Information given -
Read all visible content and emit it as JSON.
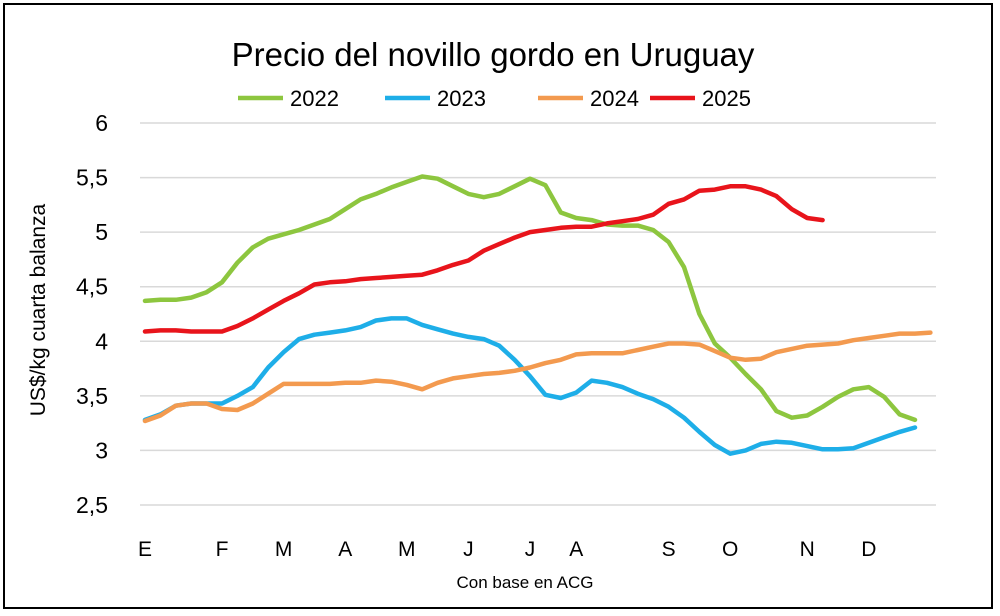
{
  "chart_data": {
    "type": "line",
    "title": "Precio del novillo gordo en Uruguay",
    "ylabel": "US$/kg cuarta balanza",
    "xlabel": "Con base en ACG",
    "ylim": [
      2.5,
      6
    ],
    "yticks": [
      "2,5",
      "3",
      "3,5",
      "4",
      "4,5",
      "5",
      "5,5",
      "6"
    ],
    "ytick_values": [
      2.5,
      3,
      3.5,
      4,
      4.5,
      5,
      5.5,
      6
    ],
    "xticks": [
      "E",
      "F",
      "M",
      "A",
      "M",
      "J",
      "J",
      "A",
      "S",
      "O",
      "N",
      "D"
    ],
    "xtick_weeks": [
      1,
      6,
      10,
      14,
      18,
      22,
      26,
      29,
      35,
      39,
      44,
      48
    ],
    "x_unit": "week of year",
    "grid": "horizontal",
    "legend_position": "top",
    "series": [
      {
        "name": "2022",
        "color": "#8DC63F",
        "values": [
          4.37,
          4.38,
          4.38,
          4.4,
          4.45,
          4.54,
          4.72,
          4.86,
          4.94,
          4.98,
          5.02,
          5.07,
          5.12,
          5.21,
          5.3,
          5.35,
          5.41,
          5.46,
          5.51,
          5.49,
          5.42,
          5.35,
          5.32,
          5.35,
          5.42,
          5.49,
          5.43,
          5.18,
          5.13,
          5.11,
          5.07,
          5.06,
          5.06,
          5.02,
          4.91,
          4.68,
          4.25,
          3.98,
          3.85,
          3.7,
          3.56,
          3.36,
          3.3,
          3.32,
          3.4,
          3.49,
          3.56,
          3.58,
          3.49,
          3.33,
          3.28
        ]
      },
      {
        "name": "2023",
        "color": "#1EAEE8",
        "values": [
          3.28,
          3.33,
          3.41,
          3.43,
          3.43,
          3.43,
          3.5,
          3.58,
          3.76,
          3.9,
          4.02,
          4.06,
          4.08,
          4.1,
          4.13,
          4.19,
          4.21,
          4.21,
          4.15,
          4.11,
          4.07,
          4.04,
          4.02,
          3.96,
          3.83,
          3.68,
          3.51,
          3.48,
          3.53,
          3.64,
          3.62,
          3.58,
          3.52,
          3.47,
          3.4,
          3.3,
          3.17,
          3.05,
          2.97,
          3.0,
          3.06,
          3.08,
          3.07,
          3.04,
          3.01,
          3.01,
          3.02,
          3.07,
          3.12,
          3.17,
          3.21
        ]
      },
      {
        "name": "2024",
        "color": "#F39A4F",
        "values": [
          3.27,
          3.32,
          3.41,
          3.43,
          3.43,
          3.38,
          3.37,
          3.43,
          3.52,
          3.61,
          3.61,
          3.61,
          3.61,
          3.62,
          3.62,
          3.64,
          3.63,
          3.6,
          3.56,
          3.62,
          3.66,
          3.68,
          3.7,
          3.71,
          3.73,
          3.76,
          3.8,
          3.83,
          3.88,
          3.89,
          3.89,
          3.89,
          3.92,
          3.95,
          3.98,
          3.98,
          3.97,
          3.91,
          3.85,
          3.83,
          3.84,
          3.9,
          3.93,
          3.96,
          3.97,
          3.98,
          4.01,
          4.03,
          4.05,
          4.07,
          4.07,
          4.08
        ]
      },
      {
        "name": "2025",
        "color": "#E8141B",
        "values": [
          4.09,
          4.1,
          4.1,
          4.09,
          4.09,
          4.09,
          4.14,
          4.21,
          4.29,
          4.37,
          4.44,
          4.52,
          4.54,
          4.55,
          4.57,
          4.58,
          4.59,
          4.6,
          4.61,
          4.65,
          4.7,
          4.74,
          4.83,
          4.89,
          4.95,
          5.0,
          5.02,
          5.04,
          5.05,
          5.05,
          5.08,
          5.1,
          5.12,
          5.16,
          5.26,
          5.3,
          5.38,
          5.39,
          5.42,
          5.42,
          5.39,
          5.33,
          5.21,
          5.13,
          5.11
        ]
      }
    ]
  }
}
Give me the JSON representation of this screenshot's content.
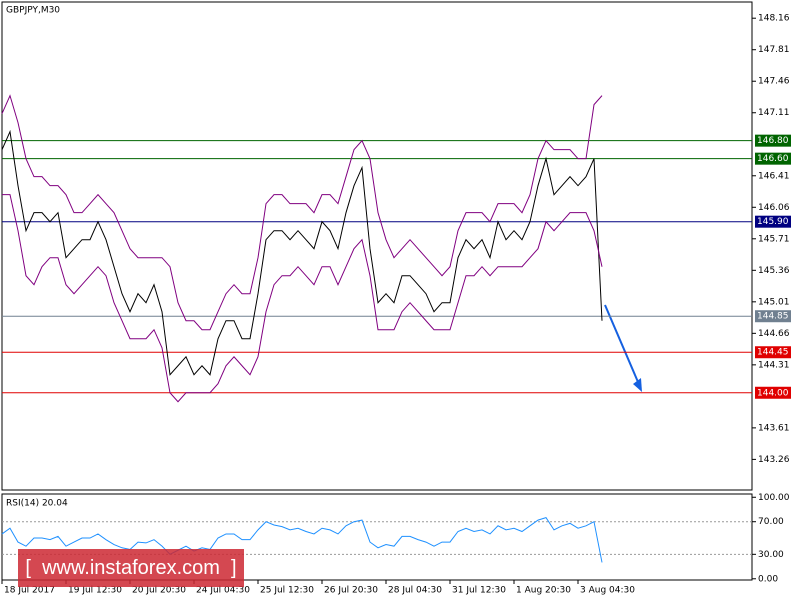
{
  "chart_data": [
    {
      "type": "line",
      "title": "GBPJPY,M30",
      "xlim": [
        0,
        93.75
      ],
      "ylim": [
        142.92,
        148.34
      ],
      "yticks": [
        148.16,
        147.81,
        147.46,
        147.11,
        146.41,
        146.06,
        145.71,
        145.36,
        145.01,
        144.66,
        144.31,
        143.61,
        143.26
      ],
      "levels": [
        {
          "value": 146.8,
          "label": "146.80",
          "color": "#006400"
        },
        {
          "value": 146.6,
          "label": "146.60",
          "color": "#006400"
        },
        {
          "value": 145.9,
          "label": "145.90",
          "color": "#000080"
        },
        {
          "value": 144.85,
          "label": "144.85",
          "color": "#708090"
        },
        {
          "value": 144.45,
          "label": "144.45",
          "color": "#e00000"
        },
        {
          "value": 144.0,
          "label": "144.00",
          "color": "#e00000"
        }
      ],
      "series": [
        {
          "color": "#000000",
          "values": [
            146.7,
            146.9,
            146.3,
            145.8,
            146.0,
            146.0,
            145.9,
            146.0,
            145.5,
            145.6,
            145.7,
            145.7,
            145.9,
            145.7,
            145.4,
            145.1,
            144.9,
            145.1,
            145.0,
            145.2,
            144.9,
            144.2,
            144.3,
            144.4,
            144.2,
            144.3,
            144.2,
            144.6,
            144.8,
            144.8,
            144.6,
            144.6,
            145.1,
            145.7,
            145.8,
            145.8,
            145.7,
            145.8,
            145.7,
            145.6,
            145.9,
            145.8,
            145.6,
            146.0,
            146.3,
            146.5,
            145.6,
            145.0,
            145.1,
            145.0,
            145.3,
            145.3,
            145.2,
            145.1,
            144.9,
            145.0,
            145.0,
            145.5,
            145.7,
            145.6,
            145.7,
            145.5,
            145.9,
            145.7,
            145.8,
            145.7,
            145.9,
            146.3,
            146.6,
            146.2,
            146.3,
            146.4,
            146.3,
            146.4,
            146.6,
            144.8
          ]
        },
        {
          "color": "#800080",
          "values": [
            147.1,
            147.3,
            147.0,
            146.6,
            146.4,
            146.4,
            146.3,
            146.3,
            146.2,
            146.0,
            146.0,
            146.1,
            146.2,
            146.1,
            146.0,
            145.8,
            145.6,
            145.5,
            145.5,
            145.5,
            145.5,
            145.4,
            145.0,
            144.8,
            144.8,
            144.7,
            144.7,
            144.9,
            145.1,
            145.2,
            145.1,
            145.1,
            145.5,
            146.1,
            146.2,
            146.2,
            146.1,
            146.1,
            146.1,
            146.0,
            146.2,
            146.2,
            146.1,
            146.4,
            146.7,
            146.8,
            146.6,
            146.0,
            145.7,
            145.5,
            145.6,
            145.7,
            145.6,
            145.5,
            145.4,
            145.3,
            145.4,
            145.8,
            146.0,
            146.0,
            146.0,
            145.9,
            146.1,
            146.1,
            146.1,
            146.0,
            146.2,
            146.6,
            146.8,
            146.7,
            146.7,
            146.7,
            146.6,
            146.6,
            147.2,
            147.3
          ]
        },
        {
          "color": "#800080",
          "values": [
            146.2,
            146.2,
            145.8,
            145.3,
            145.2,
            145.4,
            145.5,
            145.5,
            145.2,
            145.1,
            145.2,
            145.3,
            145.4,
            145.3,
            145.0,
            144.8,
            144.6,
            144.6,
            144.6,
            144.7,
            144.5,
            144.0,
            143.9,
            144.0,
            144.0,
            144.0,
            144.0,
            144.1,
            144.3,
            144.4,
            144.3,
            144.2,
            144.4,
            144.9,
            145.2,
            145.3,
            145.3,
            145.4,
            145.3,
            145.2,
            145.4,
            145.4,
            145.2,
            145.4,
            145.6,
            145.7,
            145.3,
            144.7,
            144.7,
            144.7,
            144.9,
            145.0,
            144.9,
            144.8,
            144.7,
            144.7,
            144.7,
            145.0,
            145.3,
            145.3,
            145.4,
            145.3,
            145.4,
            145.4,
            145.4,
            145.4,
            145.5,
            145.6,
            145.9,
            145.8,
            145.9,
            146.0,
            146.0,
            146.0,
            145.8,
            145.4
          ]
        }
      ]
    },
    {
      "type": "line",
      "title": "RSI(14) 20.04",
      "xlim": [
        0,
        93.75
      ],
      "ylim": [
        -1.5,
        104
      ],
      "xticks": [
        {
          "value": 0,
          "label": "18 Jul 2017"
        },
        {
          "value": 8,
          "label": "19 Jul 12:30"
        },
        {
          "value": 16,
          "label": "20 Jul 20:30"
        },
        {
          "value": 24,
          "label": "24 Jul 04:30"
        },
        {
          "value": 32,
          "label": "25 Jul 12:30"
        },
        {
          "value": 40,
          "label": "26 Jul 20:30"
        },
        {
          "value": 48,
          "label": "28 Jul 04:30"
        },
        {
          "value": 56,
          "label": "31 Jul 12:30"
        },
        {
          "value": 64,
          "label": "1 Aug 20:30"
        },
        {
          "value": 72,
          "label": "3 Aug 04:30"
        }
      ],
      "yticks": [
        {
          "value": 100,
          "label": "100.00"
        },
        {
          "value": 70,
          "label": "70.00"
        },
        {
          "value": 30,
          "label": "30.00"
        },
        {
          "value": 0,
          "label": "0.00"
        }
      ],
      "series": [
        {
          "color": "#1e90ff",
          "values": [
            55,
            62,
            45,
            40,
            50,
            50,
            48,
            52,
            40,
            45,
            50,
            50,
            55,
            48,
            42,
            38,
            36,
            45,
            44,
            48,
            40,
            30,
            35,
            40,
            34,
            38,
            36,
            50,
            55,
            55,
            48,
            48,
            60,
            70,
            66,
            64,
            60,
            62,
            58,
            55,
            62,
            60,
            55,
            65,
            70,
            72,
            45,
            38,
            42,
            40,
            52,
            52,
            48,
            45,
            40,
            45,
            45,
            58,
            62,
            58,
            60,
            55,
            65,
            60,
            62,
            58,
            65,
            72,
            75,
            60,
            65,
            68,
            62,
            65,
            70,
            20.04
          ]
        }
      ]
    }
  ],
  "watermark": "[  www.instaforex.com  ]"
}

Set problem -
Identify all lines in the records above with the word "title".

Output for this task -
    "title": "Precio del novillo gordo en Uruguay",
      "title": "GBPJPY,M30",
      "title": "RSI(14) 20.04",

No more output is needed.